* _Extracted text_
--- START ---
In 1994, Aristide obtained the armed support of the Clinton administration to return him to Haiti, in exchange for which he accepted most of the "Washington Consensus" plan of "free trade" (which, in practice, meant eliminating import tariffs on U.S. taxpayer subsidized rice and other imports), privatization and austerity. As a result, thousands of Haitian farmers were driven off the land because they could not compete with U.S. imports, while American rice producers, based in Clinton's home state of Arkansas, reaped a bonanza.
Aristide did succeed in abolishing the army, which had been such a source of instability and human rights abuses in the past. After a period out of power, Aristide was elected again in 2001, with the support of militant poor people's organizations that sometimes constituted themselves as armed militias to fight against the rich and against Aristide's opponents.
In 2004, he was overthrown again by violent right-wing gangs supported by the Bush administration and the French government. Aristide accuses the United States of being directly involved in his overthrow. France was angry with Aristide for demanding reparations for money that France had extorted from Haiti in the 19th and 20th centuries, and thus is seen to have connived in the coup.
Since then there has been a UN peacekeeping contingent in Haiti, which itself has become controversial because of clashes with poor Haitians. Aristide's enemies and the Bush administration made accusations against Aristide of corruption and abuse of power, but his supporters see this as mere propaganda.
--- END ---
* _Prompt 1_
According to the passage on Aristide and Haiti, what institution did Aristide succeed in abolishing?
* _Prompt 2_
Write the next part of the passage on Aristide and Haiti, picking up after its last sentence.
The items that follow are unrelated material, separate from the passage on Aristide and Haiti.

* _Supplied data_
--- START ---
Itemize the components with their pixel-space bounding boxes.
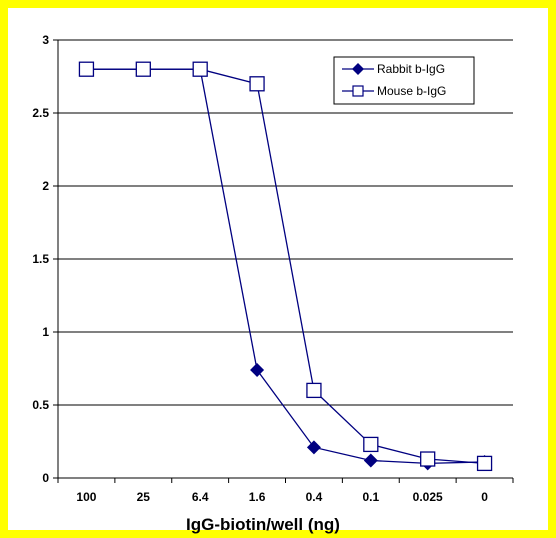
legend-marker-rabbit [352,63,364,75]
data-point-mouse [306,382,322,399]
x-axis-label: IgG-biotin/well (ng) [186,515,340,534]
legend-label-mouse: Mouse b-IgG [377,84,446,98]
x-tick-label: 0.4 [306,490,323,504]
series-line-mouse [86,68,485,465]
x-tick-label: 6.4 [192,490,209,504]
legend-marker-mouse [352,85,364,97]
legend-label-rabbit: Rabbit b-IgG [377,62,445,76]
legend: Rabbit b-IgG Mouse b-IgG [333,56,475,105]
y-tick-label: 1.5 [32,252,49,266]
data-point-rabbit [306,440,321,455]
y-tick-label: 2 [42,179,49,193]
data-point-rabbit [363,453,378,468]
y-tick-label: 0.5 [32,398,49,412]
y-tick-label: 1 [42,325,49,339]
data-point-rabbit [250,362,265,377]
data-point-mouse [249,76,265,92]
series-line-rabbit [86,68,485,465]
y-tick-label: 2.5 [32,106,49,120]
data-point-mouse [192,61,208,77]
x-tick-label: 0 [481,490,488,504]
x-tick-label: 100 [76,490,96,504]
y-tick-label: 0 [42,471,49,485]
data-point-mouse [420,451,436,467]
data-point-mouse [476,455,493,472]
x-tick-label: 0.1 [362,490,379,504]
data-point-mouse [135,61,151,77]
data-point-mouse [78,61,95,77]
axes [53,39,514,483]
y-tick-label: 3 [42,33,49,47]
x-tick-label: 0.025 [413,490,443,504]
y-tick-labels: 0 0.5 1 1.5 2 2.5 3 [32,33,49,485]
gridlines [58,39,513,406]
x-tick-labels: 100 25 6.4 1.6 0.4 0.1 0.025 0 [76,490,488,504]
x-tick-label: 1.6 [249,490,266,504]
data-point-mouse [363,436,379,453]
series [78,61,493,472]
x-tick-label: 25 [137,490,151,504]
--- END ---
* _Final result 1_
The army.

* _Final result 2_
Aristide's party, Fanmi Lavalas, very popular among poor Haitians, was excluded from the elections under the pretext of a technicality. As a result, there was to be a runoff between Merlande Manigat, a right-wing candidate with Duvalierist connections, and Jude Celestin, the candidate of the Inte (Unity) party of President Rene Preval. However, the elections were deeply flawed and the United States, Canada and France pressured Preval's government to push Celestin out of the runoff, and instead permit Michel "Sweet Mickey" Martelly, another Duvalierist who has promised to restore the army, to run against Manigat in the runoff. Martelly, who is a popular singer, has pulled ahead of Manigat in the polls.
The United States had been trying to pressure South Africa into keeping Aristide out of Haiti until after the elections. This was the topic of a last minute phone call by President Obama to President Zuma of South Africa yesterday. UN Secretary General Ban Ki-Moon had also asked for South Africa to block Aristide's return The South African Foreign Ministry angrily retorted that his country would have no part in "holding [Aristide] hostage" and facilitated his flight to Haiti, in which Aristide was accompanied by his U.S. lawyer, Ira Kurzbahn, and actor Danny Glover.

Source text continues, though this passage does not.